**Short problem**
Pick out each line below containing "Hypervolume".

* START *

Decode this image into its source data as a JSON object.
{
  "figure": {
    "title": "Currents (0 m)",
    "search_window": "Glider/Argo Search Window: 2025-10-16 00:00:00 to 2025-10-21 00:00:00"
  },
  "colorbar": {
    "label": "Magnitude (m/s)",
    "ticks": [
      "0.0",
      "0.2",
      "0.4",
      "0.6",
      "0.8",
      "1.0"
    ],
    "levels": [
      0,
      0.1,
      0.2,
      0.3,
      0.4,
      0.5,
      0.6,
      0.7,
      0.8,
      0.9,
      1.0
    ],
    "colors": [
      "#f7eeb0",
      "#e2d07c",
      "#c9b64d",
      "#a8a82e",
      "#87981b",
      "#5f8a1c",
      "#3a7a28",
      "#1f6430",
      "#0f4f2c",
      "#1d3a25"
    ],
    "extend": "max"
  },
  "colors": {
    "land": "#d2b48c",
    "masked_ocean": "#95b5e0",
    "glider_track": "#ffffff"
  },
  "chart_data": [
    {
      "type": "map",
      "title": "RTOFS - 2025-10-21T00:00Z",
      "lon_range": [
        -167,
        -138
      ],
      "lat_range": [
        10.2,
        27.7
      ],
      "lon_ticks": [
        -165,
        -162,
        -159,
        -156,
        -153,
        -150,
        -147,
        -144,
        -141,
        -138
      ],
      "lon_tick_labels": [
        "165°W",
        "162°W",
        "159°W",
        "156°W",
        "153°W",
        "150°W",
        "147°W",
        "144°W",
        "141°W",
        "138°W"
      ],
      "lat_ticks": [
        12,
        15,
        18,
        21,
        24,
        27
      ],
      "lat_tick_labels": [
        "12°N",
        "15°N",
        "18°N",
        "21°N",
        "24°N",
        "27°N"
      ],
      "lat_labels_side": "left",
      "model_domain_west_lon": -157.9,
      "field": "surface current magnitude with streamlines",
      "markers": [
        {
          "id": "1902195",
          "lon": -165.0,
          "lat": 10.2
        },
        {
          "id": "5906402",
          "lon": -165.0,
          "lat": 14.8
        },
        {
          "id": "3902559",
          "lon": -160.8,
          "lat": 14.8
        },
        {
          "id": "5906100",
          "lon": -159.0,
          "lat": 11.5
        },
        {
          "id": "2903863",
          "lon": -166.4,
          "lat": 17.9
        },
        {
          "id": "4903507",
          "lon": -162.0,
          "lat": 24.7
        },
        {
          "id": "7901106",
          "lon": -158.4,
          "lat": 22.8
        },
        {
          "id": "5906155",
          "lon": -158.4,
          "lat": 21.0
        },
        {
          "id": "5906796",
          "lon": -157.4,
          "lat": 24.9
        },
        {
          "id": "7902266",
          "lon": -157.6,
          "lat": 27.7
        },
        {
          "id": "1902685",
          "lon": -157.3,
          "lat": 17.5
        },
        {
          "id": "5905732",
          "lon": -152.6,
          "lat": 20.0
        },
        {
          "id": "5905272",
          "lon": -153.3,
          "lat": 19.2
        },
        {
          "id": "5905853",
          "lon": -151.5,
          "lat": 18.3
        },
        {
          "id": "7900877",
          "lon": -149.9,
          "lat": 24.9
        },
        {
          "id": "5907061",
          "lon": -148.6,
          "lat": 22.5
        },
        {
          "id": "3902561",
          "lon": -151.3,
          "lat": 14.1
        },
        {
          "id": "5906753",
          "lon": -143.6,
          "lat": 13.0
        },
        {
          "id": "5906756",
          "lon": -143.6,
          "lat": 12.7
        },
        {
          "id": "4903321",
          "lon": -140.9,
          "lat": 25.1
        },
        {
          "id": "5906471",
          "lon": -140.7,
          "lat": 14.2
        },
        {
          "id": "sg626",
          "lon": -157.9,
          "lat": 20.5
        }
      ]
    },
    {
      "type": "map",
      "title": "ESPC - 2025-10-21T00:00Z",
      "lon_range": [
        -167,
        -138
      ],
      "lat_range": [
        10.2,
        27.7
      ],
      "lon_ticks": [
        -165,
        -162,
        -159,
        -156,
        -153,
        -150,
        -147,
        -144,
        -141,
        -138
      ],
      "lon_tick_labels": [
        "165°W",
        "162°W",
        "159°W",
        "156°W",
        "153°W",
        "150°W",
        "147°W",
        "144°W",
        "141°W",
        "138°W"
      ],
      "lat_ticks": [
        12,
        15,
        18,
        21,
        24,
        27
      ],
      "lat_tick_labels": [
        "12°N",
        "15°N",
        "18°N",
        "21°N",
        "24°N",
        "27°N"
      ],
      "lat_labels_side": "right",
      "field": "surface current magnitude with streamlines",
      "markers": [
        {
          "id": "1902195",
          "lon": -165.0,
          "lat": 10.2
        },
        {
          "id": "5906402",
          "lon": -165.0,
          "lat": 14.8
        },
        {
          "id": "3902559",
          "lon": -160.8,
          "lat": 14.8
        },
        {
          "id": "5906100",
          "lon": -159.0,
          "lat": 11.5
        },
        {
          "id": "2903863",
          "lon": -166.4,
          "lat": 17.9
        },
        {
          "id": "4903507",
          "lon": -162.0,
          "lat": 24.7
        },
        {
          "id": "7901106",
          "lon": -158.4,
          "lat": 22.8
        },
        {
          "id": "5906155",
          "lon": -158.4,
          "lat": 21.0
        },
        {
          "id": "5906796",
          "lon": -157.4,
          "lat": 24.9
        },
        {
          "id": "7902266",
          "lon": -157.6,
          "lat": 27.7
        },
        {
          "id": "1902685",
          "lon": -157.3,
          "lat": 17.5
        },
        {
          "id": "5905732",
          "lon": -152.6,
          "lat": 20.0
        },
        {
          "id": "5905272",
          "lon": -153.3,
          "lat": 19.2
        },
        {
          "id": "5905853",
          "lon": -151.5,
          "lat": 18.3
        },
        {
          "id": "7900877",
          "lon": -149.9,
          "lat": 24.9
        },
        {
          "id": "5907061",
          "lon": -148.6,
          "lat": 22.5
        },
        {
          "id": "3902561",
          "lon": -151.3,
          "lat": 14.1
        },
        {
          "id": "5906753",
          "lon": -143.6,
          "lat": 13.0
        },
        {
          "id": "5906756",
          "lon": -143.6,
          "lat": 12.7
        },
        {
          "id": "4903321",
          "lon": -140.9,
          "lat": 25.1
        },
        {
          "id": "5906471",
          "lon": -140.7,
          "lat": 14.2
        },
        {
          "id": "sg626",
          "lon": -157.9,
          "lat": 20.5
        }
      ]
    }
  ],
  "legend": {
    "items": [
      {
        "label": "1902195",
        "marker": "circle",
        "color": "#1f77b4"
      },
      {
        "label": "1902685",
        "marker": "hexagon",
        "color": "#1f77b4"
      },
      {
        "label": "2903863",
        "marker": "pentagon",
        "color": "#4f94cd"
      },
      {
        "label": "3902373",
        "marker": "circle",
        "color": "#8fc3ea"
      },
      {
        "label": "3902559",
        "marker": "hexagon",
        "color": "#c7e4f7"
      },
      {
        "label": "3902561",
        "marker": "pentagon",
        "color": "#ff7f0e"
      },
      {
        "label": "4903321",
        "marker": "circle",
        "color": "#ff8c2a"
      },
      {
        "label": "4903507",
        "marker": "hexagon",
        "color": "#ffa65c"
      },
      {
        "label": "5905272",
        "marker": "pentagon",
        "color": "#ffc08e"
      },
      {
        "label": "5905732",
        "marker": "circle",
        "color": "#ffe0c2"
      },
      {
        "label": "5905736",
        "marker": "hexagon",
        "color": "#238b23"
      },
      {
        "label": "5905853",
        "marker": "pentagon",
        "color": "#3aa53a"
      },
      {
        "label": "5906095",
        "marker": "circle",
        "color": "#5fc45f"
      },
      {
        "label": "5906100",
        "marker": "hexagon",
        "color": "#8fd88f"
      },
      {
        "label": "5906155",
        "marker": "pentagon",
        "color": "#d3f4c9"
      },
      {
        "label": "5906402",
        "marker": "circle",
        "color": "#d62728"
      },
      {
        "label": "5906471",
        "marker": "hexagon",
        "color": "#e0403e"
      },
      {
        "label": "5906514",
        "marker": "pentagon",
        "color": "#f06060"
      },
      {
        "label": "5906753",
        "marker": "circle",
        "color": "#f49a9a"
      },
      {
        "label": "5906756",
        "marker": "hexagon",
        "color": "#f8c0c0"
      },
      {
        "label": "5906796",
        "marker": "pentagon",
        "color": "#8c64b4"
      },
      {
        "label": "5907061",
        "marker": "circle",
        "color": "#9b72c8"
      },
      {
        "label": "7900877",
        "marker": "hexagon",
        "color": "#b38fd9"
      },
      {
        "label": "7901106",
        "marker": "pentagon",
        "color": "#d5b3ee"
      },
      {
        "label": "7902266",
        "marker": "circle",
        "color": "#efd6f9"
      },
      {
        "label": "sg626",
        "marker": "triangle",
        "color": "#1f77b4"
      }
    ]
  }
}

* END *
* START *

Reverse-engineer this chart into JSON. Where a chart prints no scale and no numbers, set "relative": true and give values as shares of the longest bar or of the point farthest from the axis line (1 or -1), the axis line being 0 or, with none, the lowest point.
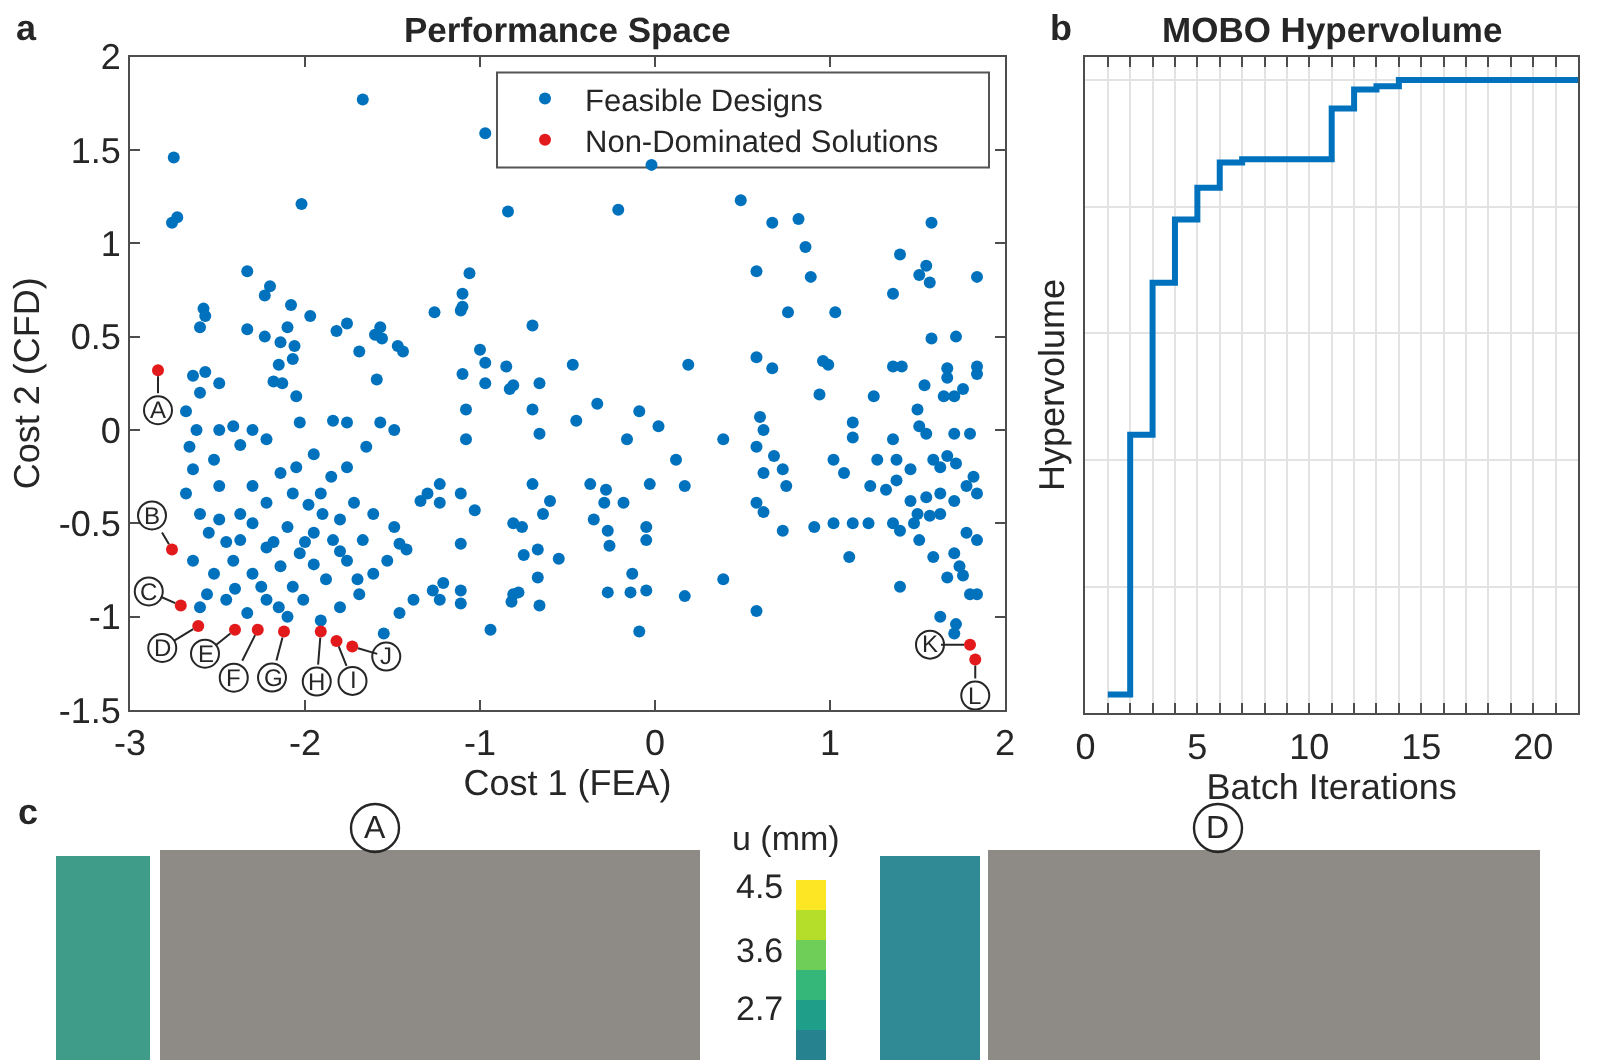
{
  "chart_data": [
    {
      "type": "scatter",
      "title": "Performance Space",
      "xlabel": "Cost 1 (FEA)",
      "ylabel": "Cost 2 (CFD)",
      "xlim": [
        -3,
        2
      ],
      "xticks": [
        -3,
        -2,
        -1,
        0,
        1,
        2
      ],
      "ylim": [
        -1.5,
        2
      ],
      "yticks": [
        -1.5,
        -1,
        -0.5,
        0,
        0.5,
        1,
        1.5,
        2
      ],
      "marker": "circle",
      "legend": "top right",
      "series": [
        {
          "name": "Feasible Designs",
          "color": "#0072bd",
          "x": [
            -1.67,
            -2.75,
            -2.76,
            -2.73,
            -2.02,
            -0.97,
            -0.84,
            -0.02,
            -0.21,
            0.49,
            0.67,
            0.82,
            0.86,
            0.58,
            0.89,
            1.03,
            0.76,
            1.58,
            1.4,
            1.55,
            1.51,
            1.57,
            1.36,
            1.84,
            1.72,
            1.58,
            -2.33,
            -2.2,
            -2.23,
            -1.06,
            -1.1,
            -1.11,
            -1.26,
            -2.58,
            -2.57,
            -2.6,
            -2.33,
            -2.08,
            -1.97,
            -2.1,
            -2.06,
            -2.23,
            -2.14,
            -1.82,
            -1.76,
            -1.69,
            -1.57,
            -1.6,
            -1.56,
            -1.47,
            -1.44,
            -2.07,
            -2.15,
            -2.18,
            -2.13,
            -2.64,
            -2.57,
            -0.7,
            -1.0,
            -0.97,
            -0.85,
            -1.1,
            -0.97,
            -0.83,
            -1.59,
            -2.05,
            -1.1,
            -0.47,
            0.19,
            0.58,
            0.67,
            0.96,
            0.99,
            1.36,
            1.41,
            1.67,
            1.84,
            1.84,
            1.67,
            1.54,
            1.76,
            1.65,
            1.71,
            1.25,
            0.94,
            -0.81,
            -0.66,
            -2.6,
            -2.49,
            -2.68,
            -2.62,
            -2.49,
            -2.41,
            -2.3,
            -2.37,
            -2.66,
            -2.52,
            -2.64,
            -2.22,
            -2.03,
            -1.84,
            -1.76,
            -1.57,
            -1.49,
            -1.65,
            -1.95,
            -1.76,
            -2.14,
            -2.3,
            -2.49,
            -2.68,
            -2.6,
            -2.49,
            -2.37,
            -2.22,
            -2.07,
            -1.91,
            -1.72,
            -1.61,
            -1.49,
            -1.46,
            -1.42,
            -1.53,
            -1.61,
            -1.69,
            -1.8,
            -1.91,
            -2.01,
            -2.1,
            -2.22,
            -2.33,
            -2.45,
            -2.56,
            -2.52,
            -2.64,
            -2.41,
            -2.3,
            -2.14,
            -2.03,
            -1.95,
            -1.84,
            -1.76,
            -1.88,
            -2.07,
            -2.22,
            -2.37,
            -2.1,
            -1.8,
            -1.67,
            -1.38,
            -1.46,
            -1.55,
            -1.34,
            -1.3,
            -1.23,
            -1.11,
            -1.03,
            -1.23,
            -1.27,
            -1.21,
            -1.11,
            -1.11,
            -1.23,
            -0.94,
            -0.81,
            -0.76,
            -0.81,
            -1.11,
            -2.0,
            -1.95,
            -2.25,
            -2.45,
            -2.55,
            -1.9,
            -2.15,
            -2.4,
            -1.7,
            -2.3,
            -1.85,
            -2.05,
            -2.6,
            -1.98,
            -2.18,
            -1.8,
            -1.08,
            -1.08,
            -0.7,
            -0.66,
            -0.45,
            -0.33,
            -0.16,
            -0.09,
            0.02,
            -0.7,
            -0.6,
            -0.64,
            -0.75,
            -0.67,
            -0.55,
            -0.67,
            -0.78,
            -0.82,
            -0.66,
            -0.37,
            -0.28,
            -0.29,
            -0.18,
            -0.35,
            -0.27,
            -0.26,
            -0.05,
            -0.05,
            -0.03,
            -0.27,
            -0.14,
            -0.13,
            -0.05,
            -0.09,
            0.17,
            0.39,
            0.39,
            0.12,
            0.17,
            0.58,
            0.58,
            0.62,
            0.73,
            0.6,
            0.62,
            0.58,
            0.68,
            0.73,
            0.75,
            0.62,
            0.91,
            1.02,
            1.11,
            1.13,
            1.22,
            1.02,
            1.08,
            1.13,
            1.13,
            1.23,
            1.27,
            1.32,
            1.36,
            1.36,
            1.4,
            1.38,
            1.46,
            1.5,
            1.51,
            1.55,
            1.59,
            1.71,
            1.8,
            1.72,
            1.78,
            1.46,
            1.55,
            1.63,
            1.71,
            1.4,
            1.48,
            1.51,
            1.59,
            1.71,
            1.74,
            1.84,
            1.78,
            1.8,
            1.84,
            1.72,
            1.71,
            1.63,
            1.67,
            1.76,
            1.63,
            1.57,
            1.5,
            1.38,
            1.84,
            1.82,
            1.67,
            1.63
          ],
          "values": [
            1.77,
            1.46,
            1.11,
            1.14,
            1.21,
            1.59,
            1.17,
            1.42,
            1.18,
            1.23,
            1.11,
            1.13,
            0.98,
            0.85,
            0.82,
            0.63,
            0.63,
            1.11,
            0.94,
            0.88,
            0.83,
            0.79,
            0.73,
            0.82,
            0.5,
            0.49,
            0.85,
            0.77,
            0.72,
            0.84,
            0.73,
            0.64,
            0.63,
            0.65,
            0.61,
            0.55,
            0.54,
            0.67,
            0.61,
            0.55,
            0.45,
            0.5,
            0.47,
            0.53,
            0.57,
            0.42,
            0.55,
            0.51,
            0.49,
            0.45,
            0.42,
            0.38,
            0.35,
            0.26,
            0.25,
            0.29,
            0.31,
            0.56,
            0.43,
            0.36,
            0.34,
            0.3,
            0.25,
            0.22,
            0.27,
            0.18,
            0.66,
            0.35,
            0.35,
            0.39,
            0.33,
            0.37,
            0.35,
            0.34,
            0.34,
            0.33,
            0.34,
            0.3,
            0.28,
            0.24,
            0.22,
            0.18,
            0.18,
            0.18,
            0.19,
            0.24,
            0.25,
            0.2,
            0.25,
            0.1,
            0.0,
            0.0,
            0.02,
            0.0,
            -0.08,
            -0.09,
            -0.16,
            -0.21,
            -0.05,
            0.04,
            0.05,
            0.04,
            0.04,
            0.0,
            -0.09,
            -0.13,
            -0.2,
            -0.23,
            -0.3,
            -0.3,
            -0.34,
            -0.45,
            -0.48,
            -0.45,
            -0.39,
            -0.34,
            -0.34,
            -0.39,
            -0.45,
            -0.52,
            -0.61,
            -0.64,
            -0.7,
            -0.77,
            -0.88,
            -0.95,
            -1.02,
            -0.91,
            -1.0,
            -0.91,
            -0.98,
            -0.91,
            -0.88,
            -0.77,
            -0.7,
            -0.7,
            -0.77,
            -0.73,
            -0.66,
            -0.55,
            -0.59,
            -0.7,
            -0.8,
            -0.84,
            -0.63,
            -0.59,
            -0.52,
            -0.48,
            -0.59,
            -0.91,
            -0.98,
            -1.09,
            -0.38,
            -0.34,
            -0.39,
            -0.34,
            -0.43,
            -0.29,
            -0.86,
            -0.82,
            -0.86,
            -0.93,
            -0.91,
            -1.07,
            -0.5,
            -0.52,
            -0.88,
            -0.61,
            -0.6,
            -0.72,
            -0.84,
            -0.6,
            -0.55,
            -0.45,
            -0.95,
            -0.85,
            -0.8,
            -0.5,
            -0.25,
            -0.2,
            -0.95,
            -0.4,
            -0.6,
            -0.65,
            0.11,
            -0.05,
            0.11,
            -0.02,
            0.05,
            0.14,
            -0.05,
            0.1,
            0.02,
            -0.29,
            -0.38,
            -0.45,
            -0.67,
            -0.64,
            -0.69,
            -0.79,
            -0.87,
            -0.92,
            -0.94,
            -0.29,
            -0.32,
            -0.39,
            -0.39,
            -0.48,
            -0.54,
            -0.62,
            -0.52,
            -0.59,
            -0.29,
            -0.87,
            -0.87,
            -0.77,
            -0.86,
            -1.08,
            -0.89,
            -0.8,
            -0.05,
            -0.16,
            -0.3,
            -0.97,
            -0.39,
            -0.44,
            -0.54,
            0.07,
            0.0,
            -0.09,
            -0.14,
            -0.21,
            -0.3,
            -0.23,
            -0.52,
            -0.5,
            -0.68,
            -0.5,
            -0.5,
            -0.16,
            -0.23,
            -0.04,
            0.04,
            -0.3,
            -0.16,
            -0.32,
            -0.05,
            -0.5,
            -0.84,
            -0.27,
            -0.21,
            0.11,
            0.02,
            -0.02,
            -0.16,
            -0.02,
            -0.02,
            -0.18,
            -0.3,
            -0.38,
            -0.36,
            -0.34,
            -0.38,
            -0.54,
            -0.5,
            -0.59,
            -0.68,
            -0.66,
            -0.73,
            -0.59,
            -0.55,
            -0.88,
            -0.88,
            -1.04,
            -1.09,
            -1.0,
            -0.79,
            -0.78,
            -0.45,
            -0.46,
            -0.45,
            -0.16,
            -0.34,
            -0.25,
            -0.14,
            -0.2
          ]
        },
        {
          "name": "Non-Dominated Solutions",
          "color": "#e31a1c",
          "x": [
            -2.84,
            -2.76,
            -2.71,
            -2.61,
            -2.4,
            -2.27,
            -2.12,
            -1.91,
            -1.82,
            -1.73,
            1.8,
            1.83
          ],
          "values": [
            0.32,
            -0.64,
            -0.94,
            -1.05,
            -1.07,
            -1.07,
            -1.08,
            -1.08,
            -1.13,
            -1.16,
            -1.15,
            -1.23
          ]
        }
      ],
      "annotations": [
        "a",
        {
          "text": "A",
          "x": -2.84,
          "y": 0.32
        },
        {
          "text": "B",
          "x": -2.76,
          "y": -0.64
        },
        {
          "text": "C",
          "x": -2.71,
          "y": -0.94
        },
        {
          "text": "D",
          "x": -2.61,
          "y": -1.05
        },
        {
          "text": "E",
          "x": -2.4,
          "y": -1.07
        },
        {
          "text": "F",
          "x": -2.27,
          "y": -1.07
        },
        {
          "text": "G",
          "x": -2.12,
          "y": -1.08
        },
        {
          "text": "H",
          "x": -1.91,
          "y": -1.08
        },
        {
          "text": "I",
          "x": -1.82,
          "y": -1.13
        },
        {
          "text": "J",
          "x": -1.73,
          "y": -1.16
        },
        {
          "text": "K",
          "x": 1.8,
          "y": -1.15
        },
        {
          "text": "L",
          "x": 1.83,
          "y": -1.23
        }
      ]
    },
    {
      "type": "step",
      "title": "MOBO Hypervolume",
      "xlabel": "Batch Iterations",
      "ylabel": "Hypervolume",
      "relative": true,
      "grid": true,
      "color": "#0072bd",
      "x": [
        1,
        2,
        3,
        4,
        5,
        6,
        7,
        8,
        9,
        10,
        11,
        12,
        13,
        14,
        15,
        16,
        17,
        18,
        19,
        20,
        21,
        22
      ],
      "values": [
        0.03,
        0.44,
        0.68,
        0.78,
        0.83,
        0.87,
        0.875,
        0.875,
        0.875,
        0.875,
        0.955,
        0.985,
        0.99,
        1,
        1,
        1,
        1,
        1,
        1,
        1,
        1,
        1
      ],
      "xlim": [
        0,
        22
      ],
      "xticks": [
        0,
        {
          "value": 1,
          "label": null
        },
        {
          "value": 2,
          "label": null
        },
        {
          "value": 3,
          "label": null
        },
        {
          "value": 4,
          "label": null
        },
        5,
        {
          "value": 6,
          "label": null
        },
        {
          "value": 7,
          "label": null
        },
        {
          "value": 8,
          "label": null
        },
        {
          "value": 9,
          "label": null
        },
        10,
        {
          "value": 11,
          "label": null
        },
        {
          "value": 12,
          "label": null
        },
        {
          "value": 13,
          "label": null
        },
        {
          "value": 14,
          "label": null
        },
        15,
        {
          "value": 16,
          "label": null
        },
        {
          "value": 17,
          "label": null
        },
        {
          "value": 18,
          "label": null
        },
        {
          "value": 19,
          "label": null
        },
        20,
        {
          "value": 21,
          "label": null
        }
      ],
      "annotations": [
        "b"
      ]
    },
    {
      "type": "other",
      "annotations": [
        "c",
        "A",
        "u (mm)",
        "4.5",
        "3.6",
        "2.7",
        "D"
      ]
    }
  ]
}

* END *

**Written reply**
      "title": "MOBO Hypervolume",
      "ylabel": "Hypervolume",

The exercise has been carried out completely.